*Source information*:
· · · · · · ·
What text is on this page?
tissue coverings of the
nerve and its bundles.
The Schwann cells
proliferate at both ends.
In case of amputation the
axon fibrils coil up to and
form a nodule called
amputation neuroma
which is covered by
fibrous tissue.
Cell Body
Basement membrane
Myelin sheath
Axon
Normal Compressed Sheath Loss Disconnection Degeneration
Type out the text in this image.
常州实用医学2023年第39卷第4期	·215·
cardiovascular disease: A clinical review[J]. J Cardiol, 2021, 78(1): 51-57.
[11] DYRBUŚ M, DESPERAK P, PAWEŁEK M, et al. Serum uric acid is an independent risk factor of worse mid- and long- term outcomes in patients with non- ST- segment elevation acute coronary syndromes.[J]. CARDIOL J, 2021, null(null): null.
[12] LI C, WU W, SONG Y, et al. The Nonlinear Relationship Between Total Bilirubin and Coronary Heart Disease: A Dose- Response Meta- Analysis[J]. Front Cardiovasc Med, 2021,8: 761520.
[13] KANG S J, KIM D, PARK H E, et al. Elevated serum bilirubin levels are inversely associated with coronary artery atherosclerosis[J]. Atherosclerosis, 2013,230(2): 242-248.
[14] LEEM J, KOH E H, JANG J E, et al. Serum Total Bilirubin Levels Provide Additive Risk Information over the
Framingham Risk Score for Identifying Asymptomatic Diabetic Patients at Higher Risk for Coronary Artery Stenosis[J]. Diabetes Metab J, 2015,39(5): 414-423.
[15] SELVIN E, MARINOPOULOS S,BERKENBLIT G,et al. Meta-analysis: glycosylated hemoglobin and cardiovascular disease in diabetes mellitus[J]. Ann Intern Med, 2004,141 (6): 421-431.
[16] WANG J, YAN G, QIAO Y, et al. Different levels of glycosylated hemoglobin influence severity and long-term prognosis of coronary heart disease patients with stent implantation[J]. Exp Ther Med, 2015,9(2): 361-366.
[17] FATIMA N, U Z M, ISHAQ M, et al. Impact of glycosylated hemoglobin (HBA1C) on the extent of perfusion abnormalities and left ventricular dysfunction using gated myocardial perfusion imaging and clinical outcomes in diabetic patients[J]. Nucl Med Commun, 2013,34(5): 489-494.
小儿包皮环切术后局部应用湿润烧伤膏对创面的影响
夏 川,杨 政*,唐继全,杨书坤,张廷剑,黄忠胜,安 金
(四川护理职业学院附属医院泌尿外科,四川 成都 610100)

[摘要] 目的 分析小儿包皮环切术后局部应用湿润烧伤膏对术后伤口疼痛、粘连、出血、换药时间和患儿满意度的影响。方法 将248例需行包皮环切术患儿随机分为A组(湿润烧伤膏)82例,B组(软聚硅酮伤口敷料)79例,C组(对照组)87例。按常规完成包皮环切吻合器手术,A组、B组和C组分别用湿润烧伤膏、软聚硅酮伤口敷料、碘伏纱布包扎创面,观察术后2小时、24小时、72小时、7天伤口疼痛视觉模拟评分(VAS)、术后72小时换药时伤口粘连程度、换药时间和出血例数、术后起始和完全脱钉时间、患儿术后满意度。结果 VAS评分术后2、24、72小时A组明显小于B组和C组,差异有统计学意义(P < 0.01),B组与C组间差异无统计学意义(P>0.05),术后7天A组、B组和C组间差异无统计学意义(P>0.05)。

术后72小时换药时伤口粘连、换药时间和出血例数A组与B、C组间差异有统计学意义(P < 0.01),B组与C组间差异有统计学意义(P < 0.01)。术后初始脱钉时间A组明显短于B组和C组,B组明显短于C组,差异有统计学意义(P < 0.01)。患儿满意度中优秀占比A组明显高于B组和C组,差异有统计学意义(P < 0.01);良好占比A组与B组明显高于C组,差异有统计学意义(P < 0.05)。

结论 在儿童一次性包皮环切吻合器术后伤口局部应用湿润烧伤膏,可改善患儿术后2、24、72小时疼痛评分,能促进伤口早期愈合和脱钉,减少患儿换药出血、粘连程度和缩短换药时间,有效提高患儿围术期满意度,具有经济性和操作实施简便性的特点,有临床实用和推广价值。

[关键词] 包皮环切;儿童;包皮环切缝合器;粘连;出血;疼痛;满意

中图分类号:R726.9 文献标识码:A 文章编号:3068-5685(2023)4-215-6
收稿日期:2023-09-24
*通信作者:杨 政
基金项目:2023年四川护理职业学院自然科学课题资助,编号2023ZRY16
· · · · · · ·
*Your assignment*: Copy every line above exactly.

*Answer section*:
What text is on this page?
tissue coverings of the
nerve and its bundles.
The Schwann cells
proliferate at both ends.
In case of amputation the
axon fibrils coil up to and
form a nodule called
amputation neuroma
which is covered by
fibrous tissue.
Cell Body
Basement membrane
Myelin sheath
Axon
Normal Compressed Sheath Loss Disconnection Degeneration
Type out the text in this image.
常州实用医学2023年第39卷第4期	·215·
cardiovascular disease: A clinical review[J]. J Cardiol, 2021, 78(1): 51-57.
[11] DYRBUŚ M, DESPERAK P, PAWEŁEK M, et al. Serum uric acid is an independent risk factor of worse mid- and long- term outcomes in patients with non- ST- segment elevation acute coronary syndromes.[J]. CARDIOL J, 2021, null(null): null.
[12] LI C, WU W, SONG Y, et al. The Nonlinear Relationship Between Total Bilirubin and Coronary Heart Disease: A Dose- Response Meta- Analysis[J]. Front Cardiovasc Med, 2021,8: 761520.
[13] KANG S J, KIM D, PARK H E, et al. Elevated serum bilirubin levels are inversely associated with coronary artery atherosclerosis[J]. Atherosclerosis, 2013,230(2): 242-248.
[14] LEEM J, KOH E H, JANG J E, et al. Serum Total Bilirubin Levels Provide Additive Risk Information over the
Framingham Risk Score for Identifying Asymptomatic Diabetic Patients at Higher Risk for Coronary Artery Stenosis[J]. Diabetes Metab J, 2015,39(5): 414-423.
[15] SELVIN E, MARINOPOULOS S,BERKENBLIT G,et al. Meta-analysis: glycosylated hemoglobin and cardiovascular disease in diabetes mellitus[J]. Ann Intern Med, 2004,141 (6): 421-431.
[16] WANG J, YAN G, QIAO Y, et al. Different levels of glycosylated hemoglobin influence severity and long-term prognosis of coronary heart disease patients with stent implantation[J]. Exp Ther Med, 2015,9(2): 361-366.
[17] FATIMA N, U Z M, ISHAQ M, et al. Impact of glycosylated hemoglobin (HBA1C) on the extent of perfusion abnormalities and left ventricular dysfunction using gated myocardial perfusion imaging and clinical outcomes in diabetic patients[J]. Nucl Med Commun, 2013,34(5): 489-494.
小儿包皮环切术后局部应用湿润烧伤膏对创面的影响
夏 川,杨 政*,唐继全,杨书坤,张廷剑,黄忠胜,安 金
(四川护理职业学院附属医院泌尿外科,四川 成都 610100)

[摘要] 目的 分析小儿包皮环切术后局部应用湿润烧伤膏对术后伤口疼痛、粘连、出血、换药时间和患儿满意度的影响。方法 将248例需行包皮环切术患儿随机分为A组(湿润烧伤膏)82例,B组(软聚硅酮伤口敷料)79例,C组(对照组)87例。按常规完成包皮环切吻合器手术,A组、B组和C组分别用湿润烧伤膏、软聚硅酮伤口敷料、碘伏纱布包扎创面,观察术后2小时、24小时、72小时、7天伤口疼痛视觉模拟评分(VAS)、术后72小时换药时伤口粘连程度、换药时间和出血例数、术后起始和完全脱钉时间、患儿术后满意度。结果 VAS评分术后2、24、72小时A组明显小于B组和C组,差异有统计学意义(P < 0.01),B组与C组间差异无统计学意义(P>0.05),术后7天A组、B组和C组间差异无统计学意义(P>0.05)。

术后72小时换药时伤口粘连、换药时间和出血例数A组与B、C组间差异有统计学意义(P < 0.01),B组与C组间差异有统计学意义(P < 0.01)。术后初始脱钉时间A组明显短于B组和C组,B组明显短于C组,差异有统计学意义(P < 0.01)。患儿满意度中优秀占比A组明显高于B组和C组,差异有统计学意义(P < 0.01);良好占比A组与B组明显高于C组,差异有统计学意义(P < 0.05)。

结论 在儿童一次性包皮环切吻合器术后伤口局部应用湿润烧伤膏,可改善患儿术后2、24、72小时疼痛评分,能促进伤口早期愈合和脱钉,减少患儿换药出血、粘连程度和缩短换药时间,有效提高患儿围术期满意度,具有经济性和操作实施简便性的特点,有临床实用和推广价值。

[关键词] 包皮环切;儿童;包皮环切缝合器;粘连;出血;疼痛;满意

中图分类号:R726.9 文献标识码:A 文章编号:3068-5685(2023)4-215-6
收稿日期:2023-09-24
*通信作者:杨 政
基金项目:2023年四川护理职业学院自然科学课题资助,编号2023ZRY16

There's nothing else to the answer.